(Dataset entries)
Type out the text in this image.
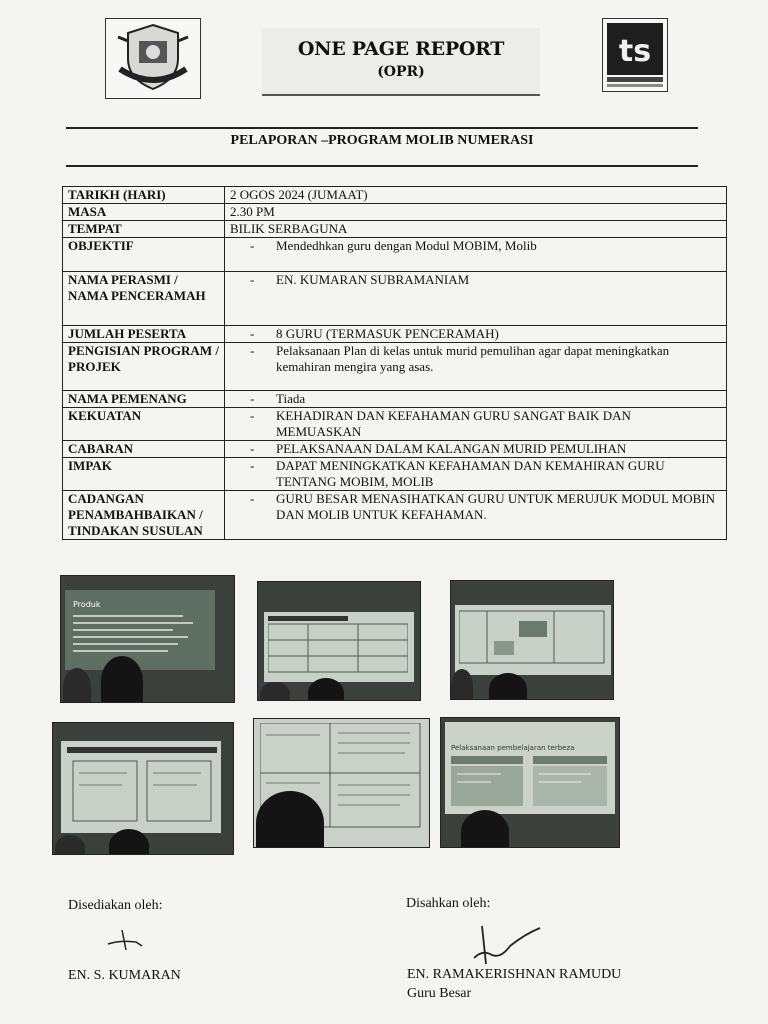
ONE PAGE REPORT
(OPR)
ts
PELAPORAN –PROGRAM MOLIB NUMERASI
TARIKH (HARI)	2 OGOS 2024 (JUMAAT)
MASA	2.30 PM
TEMPAT	BILIK SERBAGUNA
OBJEKTIF	- Mendedhkan guru dengan Modul MOBIM, Molib
NAMA PERASMI / NAMA PENCERAMAH	- EN. KUMARAN SUBRAMANIAM
JUMLAH PESERTA	- 8 GURU (TERMASUK PENCERAMAH)
PENGISIAN PROGRAM / PROJEK	- Pelaksanaan Plan di kelas untuk murid pemulihan agar dapat meningkatkan kemahiran mengira yang asas.
NAMA PEMENANG	- Tiada
KEKUATAN	- KEHADIRAN DAN KEFAHAMAN GURU SANGAT BAIK DAN MEMUASKAN
CABARAN	- PELAKSANAAN DALAM KALANGAN MURID PEMULIHAN
IMPAK	- DAPAT MENINGKATKAN KEFAHAMAN DAN KEMAHIRAN GURU TENTANG MOBIM, MOLIB
CADANGAN PENAMBAHBAIKAN / TINDAKAN SUSULAN	- GURU BESAR MENASIHATKAN GURU UNTUK MERUJUK MODUL MOBIN DAN MOLIB UNTUK KEFAHAMAN.
Produk
Pelaksanaan pembelajaran terbeza
Disediakan oleh:
EN. S. KUMARAN
Disahkan oleh:
EN. RAMAKERISHNAN RAMUDU
Guru Besar
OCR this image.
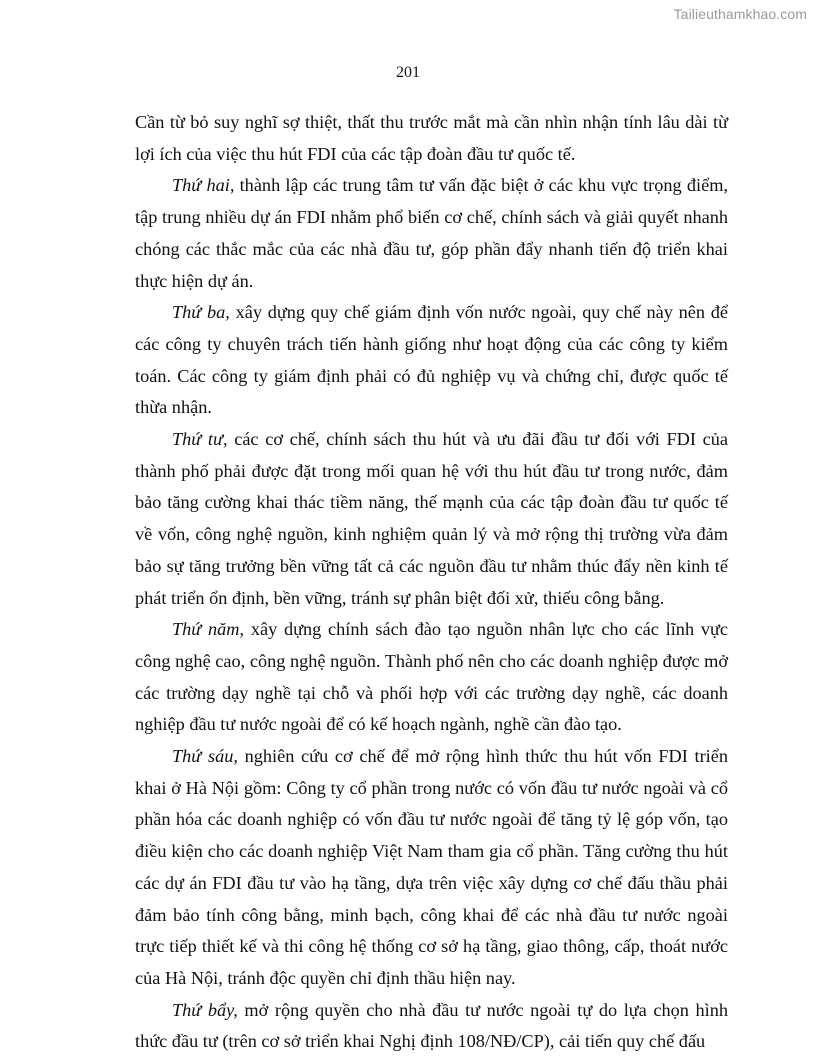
Tailieuthamkhao.com
201

Cần từ bỏ suy nghĩ sợ thiệt, thất thu trước mắt mà cần nhìn nhận tính lâu dài từ lợi ích của việc thu hút FDI của các tập đoàn đầu tư quốc tế.

Thứ hai, thành lập các trung tâm tư vấn đặc biệt ở các khu vực trọng điểm, tập trung nhiều dự án FDI nhằm phổ biến cơ chế, chính sách và giải quyết nhanh chóng các thắc mắc của các nhà đầu tư, góp phần đẩy nhanh tiến độ triển khai thực hiện dự án.

Thứ ba, xây dựng quy chế giám định vốn nước ngoài, quy chế này nên để các công ty chuyên trách tiến hành giống như hoạt động của các công ty kiểm toán. Các công ty giám định phải có đủ nghiệp vụ và chứng chỉ, được quốc tế thừa nhận.

Thứ tư, các cơ chế, chính sách thu hút và ưu đãi đầu tư đối với FDI của thành phố phải được đặt trong mối quan hệ với thu hút đầu tư trong nước, đảm bảo tăng cường khai thác tiềm năng, thế mạnh của các tập đoàn đầu tư quốc tế về vốn, công nghệ nguồn, kinh nghiệm quản lý và mở rộng thị trường vừa đảm bảo sự tăng trưởng bền vững tất cả các nguồn đầu tư nhằm thúc đẩy nền kinh tế phát triển ổn định, bền vững, tránh sự phân biệt đối xử, thiếu công bằng.

Thứ năm, xây dựng chính sách đào tạo nguồn nhân lực cho các lĩnh vực công nghệ cao, công nghệ nguồn. Thành phố nên cho các doanh nghiệp được mở các trường dạy nghề tại chỗ và phối hợp với các trường dạy nghề, các doanh nghiệp đầu tư nước ngoài để có kế hoạch ngành, nghề cần đào tạo.

Thứ sáu, nghiên cứu cơ chế để mở rộng hình thức thu hút vốn FDI triển khai ở Hà Nội gồm: Công ty cổ phần trong nước có vốn đầu tư nước ngoài và cổ phần hóa các doanh nghiệp có vốn đầu tư nước ngoài để tăng tỷ lệ góp vốn, tạo điều kiện cho các doanh nghiệp Việt Nam tham gia cổ phần. Tăng cường thu hút các dự án FDI đầu tư vào hạ tầng, dựa trên việc xây dựng cơ chế đấu thầu phải đảm bảo tính công bằng, minh bạch, công khai để các nhà đầu tư nước ngoài trực tiếp thiết kế và thi công hệ thống cơ sở hạ tầng, giao thông, cấp, thoát nước của Hà Nội, tránh độc quyền chỉ định thầu hiện nay.

Thứ bẩy, mở rộng quyền cho nhà đầu tư nước ngoài tự do lựa chọn hình thức đầu tư (trên cơ sở triển khai Nghị định 108/NĐ/CP), cải tiến quy chế đấu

Written exercise: Set each line of the records down exactly, leaving every picture out.

Result for this exercise:
Type out the text in this image.
ONE PAGE REPORT
(OPR)
ts
PELAPORAN –PROGRAM MOLIB NUMERASI
TARIKH (HARI)	2 OGOS 2024 (JUMAAT)
MASA	2.30 PM
TEMPAT	BILIK SERBAGUNA
OBJEKTIF	- Mendedhkan guru dengan Modul MOBIM, Molib
NAMA PERASMI / NAMA PENCERAMAH	- EN. KUMARAN SUBRAMANIAM
JUMLAH PESERTA	- 8 GURU (TERMASUK PENCERAMAH)
PENGISIAN PROGRAM / PROJEK	- Pelaksanaan Plan di kelas untuk murid pemulihan agar dapat meningkatkan kemahiran mengira yang asas.
NAMA PEMENANG	- Tiada
KEKUATAN	- KEHADIRAN DAN KEFAHAMAN GURU SANGAT BAIK DAN MEMUASKAN
CABARAN	- PELAKSANAAN DALAM KALANGAN MURID PEMULIHAN
IMPAK	- DAPAT MENINGKATKAN KEFAHAMAN DAN KEMAHIRAN GURU TENTANG MOBIM, MOLIB
CADANGAN PENAMBAHBAIKAN / TINDAKAN SUSULAN	- GURU BESAR MENASIHATKAN GURU UNTUK MERUJUK MODUL MOBIN DAN MOLIB UNTUK KEFAHAMAN.
Produk
Pelaksanaan pembelajaran terbeza
Disediakan oleh:
EN. S. KUMARAN
Disahkan oleh:
EN. RAMAKERISHNAN RAMUDU
Guru Besar
OCR this image.
Tailieuthamkhao.com
201

Cần từ bỏ suy nghĩ sợ thiệt, thất thu trước mắt mà cần nhìn nhận tính lâu dài từ lợi ích của việc thu hút FDI của các tập đoàn đầu tư quốc tế.

Thứ hai, thành lập các trung tâm tư vấn đặc biệt ở các khu vực trọng điểm, tập trung nhiều dự án FDI nhằm phổ biến cơ chế, chính sách và giải quyết nhanh chóng các thắc mắc của các nhà đầu tư, góp phần đẩy nhanh tiến độ triển khai thực hiện dự án.

Thứ ba, xây dựng quy chế giám định vốn nước ngoài, quy chế này nên để các công ty chuyên trách tiến hành giống như hoạt động của các công ty kiểm toán. Các công ty giám định phải có đủ nghiệp vụ và chứng chỉ, được quốc tế thừa nhận.

Thứ tư, các cơ chế, chính sách thu hút và ưu đãi đầu tư đối với FDI của thành phố phải được đặt trong mối quan hệ với thu hút đầu tư trong nước, đảm bảo tăng cường khai thác tiềm năng, thế mạnh của các tập đoàn đầu tư quốc tế về vốn, công nghệ nguồn, kinh nghiệm quản lý và mở rộng thị trường vừa đảm bảo sự tăng trưởng bền vững tất cả các nguồn đầu tư nhằm thúc đẩy nền kinh tế phát triển ổn định, bền vững, tránh sự phân biệt đối xử, thiếu công bằng.

Thứ năm, xây dựng chính sách đào tạo nguồn nhân lực cho các lĩnh vực công nghệ cao, công nghệ nguồn. Thành phố nên cho các doanh nghiệp được mở các trường dạy nghề tại chỗ và phối hợp với các trường dạy nghề, các doanh nghiệp đầu tư nước ngoài để có kế hoạch ngành, nghề cần đào tạo.

Thứ sáu, nghiên cứu cơ chế để mở rộng hình thức thu hút vốn FDI triển khai ở Hà Nội gồm: Công ty cổ phần trong nước có vốn đầu tư nước ngoài và cổ phần hóa các doanh nghiệp có vốn đầu tư nước ngoài để tăng tỷ lệ góp vốn, tạo điều kiện cho các doanh nghiệp Việt Nam tham gia cổ phần. Tăng cường thu hút các dự án FDI đầu tư vào hạ tầng, dựa trên việc xây dựng cơ chế đấu thầu phải đảm bảo tính công bằng, minh bạch, công khai để các nhà đầu tư nước ngoài trực tiếp thiết kế và thi công hệ thống cơ sở hạ tầng, giao thông, cấp, thoát nước của Hà Nội, tránh độc quyền chỉ định thầu hiện nay.

Thứ bẩy, mở rộng quyền cho nhà đầu tư nước ngoài tự do lựa chọn hình thức đầu tư (trên cơ sở triển khai Nghị định 108/NĐ/CP), cải tiến quy chế đấu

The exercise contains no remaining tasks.